-- GIVEN INFORMATION --

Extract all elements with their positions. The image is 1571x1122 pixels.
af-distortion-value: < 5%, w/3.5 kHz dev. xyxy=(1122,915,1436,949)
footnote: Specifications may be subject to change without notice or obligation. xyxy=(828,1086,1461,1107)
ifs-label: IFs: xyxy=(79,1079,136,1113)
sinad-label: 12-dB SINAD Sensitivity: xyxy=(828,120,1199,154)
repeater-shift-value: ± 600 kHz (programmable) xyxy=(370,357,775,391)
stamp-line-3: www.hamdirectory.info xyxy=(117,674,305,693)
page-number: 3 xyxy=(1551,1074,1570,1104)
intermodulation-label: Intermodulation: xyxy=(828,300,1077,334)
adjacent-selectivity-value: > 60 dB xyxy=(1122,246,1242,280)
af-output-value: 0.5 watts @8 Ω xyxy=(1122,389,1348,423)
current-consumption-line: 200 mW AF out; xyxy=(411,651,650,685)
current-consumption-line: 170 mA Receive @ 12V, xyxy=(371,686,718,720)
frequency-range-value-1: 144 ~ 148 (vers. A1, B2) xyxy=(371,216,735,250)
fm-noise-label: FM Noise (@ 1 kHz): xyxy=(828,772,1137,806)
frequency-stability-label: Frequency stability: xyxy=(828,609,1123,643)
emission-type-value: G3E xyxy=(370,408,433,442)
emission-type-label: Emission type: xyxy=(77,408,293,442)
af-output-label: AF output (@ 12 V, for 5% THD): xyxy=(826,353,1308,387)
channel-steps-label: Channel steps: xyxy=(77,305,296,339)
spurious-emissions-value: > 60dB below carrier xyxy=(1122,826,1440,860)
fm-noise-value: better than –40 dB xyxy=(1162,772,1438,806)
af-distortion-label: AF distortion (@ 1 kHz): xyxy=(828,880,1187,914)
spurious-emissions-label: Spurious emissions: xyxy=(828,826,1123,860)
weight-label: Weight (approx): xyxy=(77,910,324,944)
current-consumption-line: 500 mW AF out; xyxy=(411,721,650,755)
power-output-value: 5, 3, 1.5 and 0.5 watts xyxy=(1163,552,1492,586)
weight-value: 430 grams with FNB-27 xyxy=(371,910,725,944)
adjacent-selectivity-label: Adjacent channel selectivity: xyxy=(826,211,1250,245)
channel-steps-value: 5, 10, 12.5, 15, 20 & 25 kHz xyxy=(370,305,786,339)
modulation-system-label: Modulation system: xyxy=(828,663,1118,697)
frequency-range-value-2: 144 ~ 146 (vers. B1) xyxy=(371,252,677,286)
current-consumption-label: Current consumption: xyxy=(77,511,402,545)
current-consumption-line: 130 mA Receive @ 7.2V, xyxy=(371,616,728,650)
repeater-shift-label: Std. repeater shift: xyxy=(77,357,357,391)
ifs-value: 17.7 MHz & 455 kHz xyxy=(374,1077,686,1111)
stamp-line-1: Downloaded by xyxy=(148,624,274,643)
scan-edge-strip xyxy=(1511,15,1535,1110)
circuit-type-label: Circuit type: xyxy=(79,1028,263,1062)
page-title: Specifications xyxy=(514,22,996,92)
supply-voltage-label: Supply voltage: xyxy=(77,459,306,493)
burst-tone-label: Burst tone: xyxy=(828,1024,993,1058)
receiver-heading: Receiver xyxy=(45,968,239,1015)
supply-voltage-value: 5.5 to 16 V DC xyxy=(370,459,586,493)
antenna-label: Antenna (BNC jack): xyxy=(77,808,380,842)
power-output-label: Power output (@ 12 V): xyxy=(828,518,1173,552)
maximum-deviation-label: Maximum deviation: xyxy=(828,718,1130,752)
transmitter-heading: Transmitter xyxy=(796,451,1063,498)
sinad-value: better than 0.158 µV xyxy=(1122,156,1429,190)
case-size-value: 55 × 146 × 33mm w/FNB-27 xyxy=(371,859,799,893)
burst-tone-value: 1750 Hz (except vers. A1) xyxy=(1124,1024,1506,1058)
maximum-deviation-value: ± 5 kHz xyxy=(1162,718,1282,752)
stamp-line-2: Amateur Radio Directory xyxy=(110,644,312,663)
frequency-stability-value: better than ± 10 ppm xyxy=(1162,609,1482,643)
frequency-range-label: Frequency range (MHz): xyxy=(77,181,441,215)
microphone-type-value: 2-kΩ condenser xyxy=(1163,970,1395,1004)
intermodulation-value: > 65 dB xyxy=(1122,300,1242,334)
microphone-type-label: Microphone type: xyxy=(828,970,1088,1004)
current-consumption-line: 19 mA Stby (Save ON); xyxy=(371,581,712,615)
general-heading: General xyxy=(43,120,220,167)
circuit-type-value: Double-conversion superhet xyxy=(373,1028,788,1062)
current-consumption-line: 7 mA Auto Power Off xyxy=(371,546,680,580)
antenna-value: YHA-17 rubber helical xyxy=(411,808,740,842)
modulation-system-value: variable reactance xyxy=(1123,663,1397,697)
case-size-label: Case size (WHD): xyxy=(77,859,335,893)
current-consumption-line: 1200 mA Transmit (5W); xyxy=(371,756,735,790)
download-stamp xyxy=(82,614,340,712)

-- TASK PROMPT --
Copy the data word for word, from its first line through the line containing "current-consumption-line: 500 mW", including both.

-- WORKED ANSWER --
Extract all elements with their positions. The image is 1571x1122 pixels.
af-distortion-value: < 5%, w/3.5 kHz dev. xyxy=(1122,915,1436,949)
footnote: Specifications may be subject to change without notice or obligation. xyxy=(828,1086,1461,1107)
ifs-label: IFs: xyxy=(79,1079,136,1113)
sinad-label: 12-dB SINAD Sensitivity: xyxy=(828,120,1199,154)
repeater-shift-value: ± 600 kHz (programmable) xyxy=(370,357,775,391)
stamp-line-3: www.hamdirectory.info xyxy=(117,674,305,693)
page-number: 3 xyxy=(1551,1074,1570,1104)
intermodulation-label: Intermodulation: xyxy=(828,300,1077,334)
adjacent-selectivity-value: > 60 dB xyxy=(1122,246,1242,280)
af-output-value: 0.5 watts @8 Ω xyxy=(1122,389,1348,423)
current-consumption-line: 200 mW AF out; xyxy=(411,651,650,685)
current-consumption-line: 170 mA Receive @ 12V, xyxy=(371,686,718,720)
frequency-range-value-1: 144 ~ 148 (vers. A1, B2) xyxy=(371,216,735,250)
fm-noise-label: FM Noise (@ 1 kHz): xyxy=(828,772,1137,806)
frequency-stability-label: Frequency stability: xyxy=(828,609,1123,643)
emission-type-value: G3E xyxy=(370,408,433,442)
emission-type-label: Emission type: xyxy=(77,408,293,442)
af-output-label: AF output (@ 12 V, for 5% THD): xyxy=(826,353,1308,387)
channel-steps-label: Channel steps: xyxy=(77,305,296,339)
spurious-emissions-value: > 60dB below carrier xyxy=(1122,826,1440,860)
fm-noise-value: better than –40 dB xyxy=(1162,772,1438,806)
af-distortion-label: AF distortion (@ 1 kHz): xyxy=(828,880,1187,914)
spurious-emissions-label: Spurious emissions: xyxy=(828,826,1123,860)
weight-label: Weight (approx): xyxy=(77,910,324,944)
current-consumption-line: 500 mW AF out; xyxy=(411,721,650,755)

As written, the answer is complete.